Keep the wording of each record exactly the same when you repeat it, and leave out pictures.

[START Records to use]

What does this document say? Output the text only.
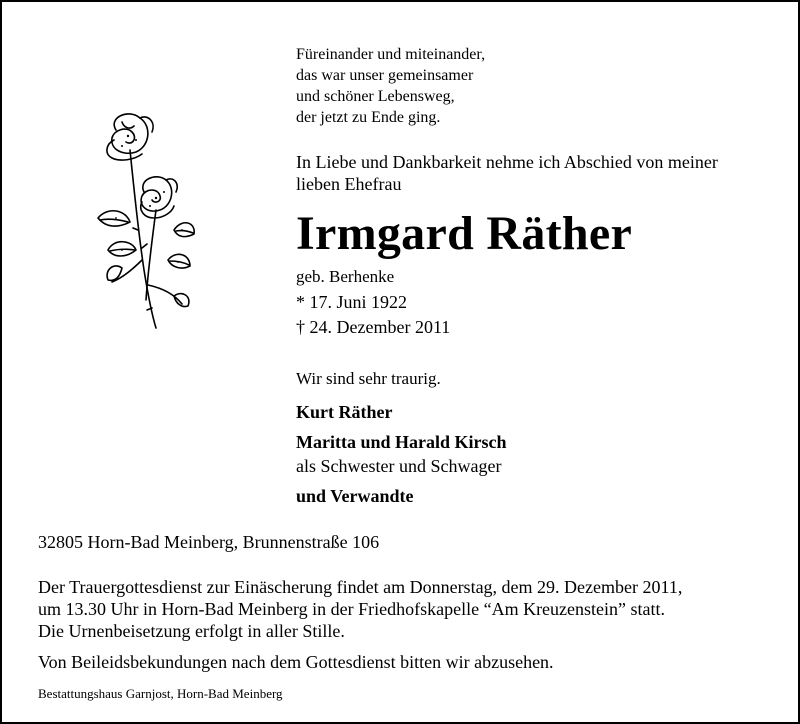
Füreinander und miteinander,
das war unser gemeinsamer
und schöner Lebensweg,
der jetzt zu Ende ging.
In Liebe und Dankbarkeit nehme ich Abschied von meiner
lieben Ehefrau
Irmgard Räther
geb. Berhenke
* 17. Juni 1922
† 24. Dezember 2011
Wir sind sehr traurig.
Kurt Räther
Maritta und Harald Kirsch
als Schwester und Schwager
und Verwandte
32805 Horn-Bad Meinberg, Brunnenstraße 106
Der Trauergottesdienst zur Einäscherung findet am Donnerstag, dem 29. Dezember 2011,
um 13.30 Uhr in Horn-Bad Meinberg in der Friedhofskapelle “Am Kreuzenstein” statt.
Die Urnenbeisetzung erfolgt in aller Stille.
Von Beileidsbekundungen nach dem Gottesdienst bitten wir abzusehen.
Bestattungshaus Garnjost, Horn-Bad Meinberg
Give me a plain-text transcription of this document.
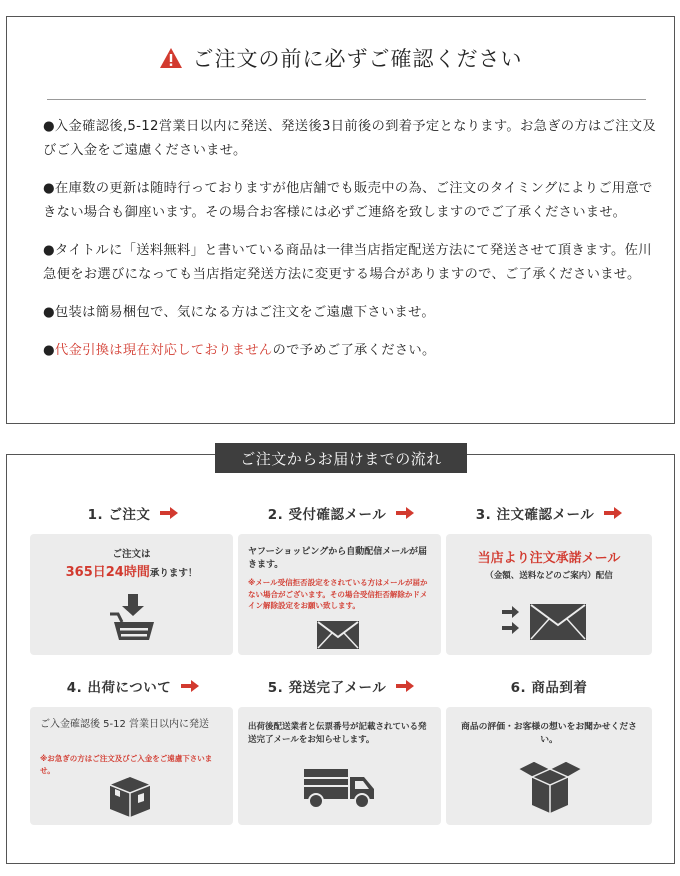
ご注文の前に必ずご確認ください

●入金確認後,5-12営業日以内に発送、発送後3日前後の到着予定となります。お急ぎの方はご注文及びご入金をご遠慮くださいませ。

●在庫数の更新は随時行っておりますが他店舗でも販売中の為、ご注文のタイミングによりご用意できない場合も御座います。その場合お客様には必ずご連絡を致しますのでご了承くださいませ。

●タイトルに「送料無料」と書いている商品は一律当店指定配送方法にて発送させて頂きます。佐川急便をお選びになっても当店指定発送方法に変更する場合がありますので、ご了承くださいませ。

●包装は簡易梱包で、気になる方はご注文をご遠慮下さいませ。

●代金引換は現在対応しておりませんので予めご了承ください。

ご注文からお届けまでの流れ
1. ご注文	2. 受付確認メール	3. 注文確認メール
ご注文は
365日24時間承ります！
ヤフーショッピングから自動配信メールが届きます。
※メール受信拒否設定をされている方はメールが届かない場合がございます。その場合受信拒否解除かドメイン解除設定をお願い致します。
当店より注文承諾メール
（金額、送料などのご案内）配信
4. 出荷について	5. 発送完了メール	6. 商品到着
ご入金確認後 5-12 営業日以内に発送
※お急ぎの方はご注文及びご入金をご遠慮下さいませ。
出荷後配送業者と伝票番号が記載されている発送完了メールをお知らせします。
商品の評価・お客様の想いをお聞かせください。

[END Records to use]

■ Result:
What does this document say? Output the text only.
Füreinander und miteinander,
das war unser gemeinsamer
und schöner Lebensweg,
der jetzt zu Ende ging.
In Liebe und Dankbarkeit nehme ich Abschied von meiner
lieben Ehefrau
Irmgard Räther
geb. Berhenke
* 17. Juni 1922
† 24. Dezember 2011
Wir sind sehr traurig.
Kurt Räther
Maritta und Harald Kirsch
als Schwester und Schwager
und Verwandte
32805 Horn-Bad Meinberg, Brunnenstraße 106
Der Trauergottesdienst zur Einäscherung findet am Donnerstag, dem 29. Dezember 2011,
um 13.30 Uhr in Horn-Bad Meinberg in der Friedhofskapelle “Am Kreuzenstein” statt.
Die Urnenbeisetzung erfolgt in aller Stille.
Von Beileidsbekundungen nach dem Gottesdienst bitten wir abzusehen.
Bestattungshaus Garnjost, Horn-Bad Meinberg
Give me a plain-text transcription of this document.
ご注文の前に必ずご確認ください

●入金確認後,5-12営業日以内に発送、発送後3日前後の到着予定となります。お急ぎの方はご注文及びご入金をご遠慮くださいませ。

●在庫数の更新は随時行っておりますが他店舗でも販売中の為、ご注文のタイミングによりご用意できない場合も御座います。その場合お客様には必ずご連絡を致しますのでご了承くださいませ。

●タイトルに「送料無料」と書いている商品は一律当店指定配送方法にて発送させて頂きます。佐川急便をお選びになっても当店指定発送方法に変更する場合がありますので、ご了承くださいませ。

●包装は簡易梱包で、気になる方はご注文をご遠慮下さいませ。

●代金引換は現在対応しておりませんので予めご了承ください。

ご注文からお届けまでの流れ
1. ご注文	2. 受付確認メール	3. 注文確認メール
ご注文は
365日24時間承ります！
ヤフーショッピングから自動配信メールが届きます。
※メール受信拒否設定をされている方はメールが届かない場合がございます。その場合受信拒否解除かドメイン解除設定をお願い致します。
当店より注文承諾メール
（金額、送料などのご案内）配信
4. 出荷について	5. 発送完了メール	6. 商品到着
ご入金確認後 5-12 営業日以内に発送
※お急ぎの方はご注文及びご入金をご遠慮下さいませ。
出荷後配送業者と伝票番号が記載されている発送完了メールをお知らせします。
商品の評価・お客様の想いをお聞かせください。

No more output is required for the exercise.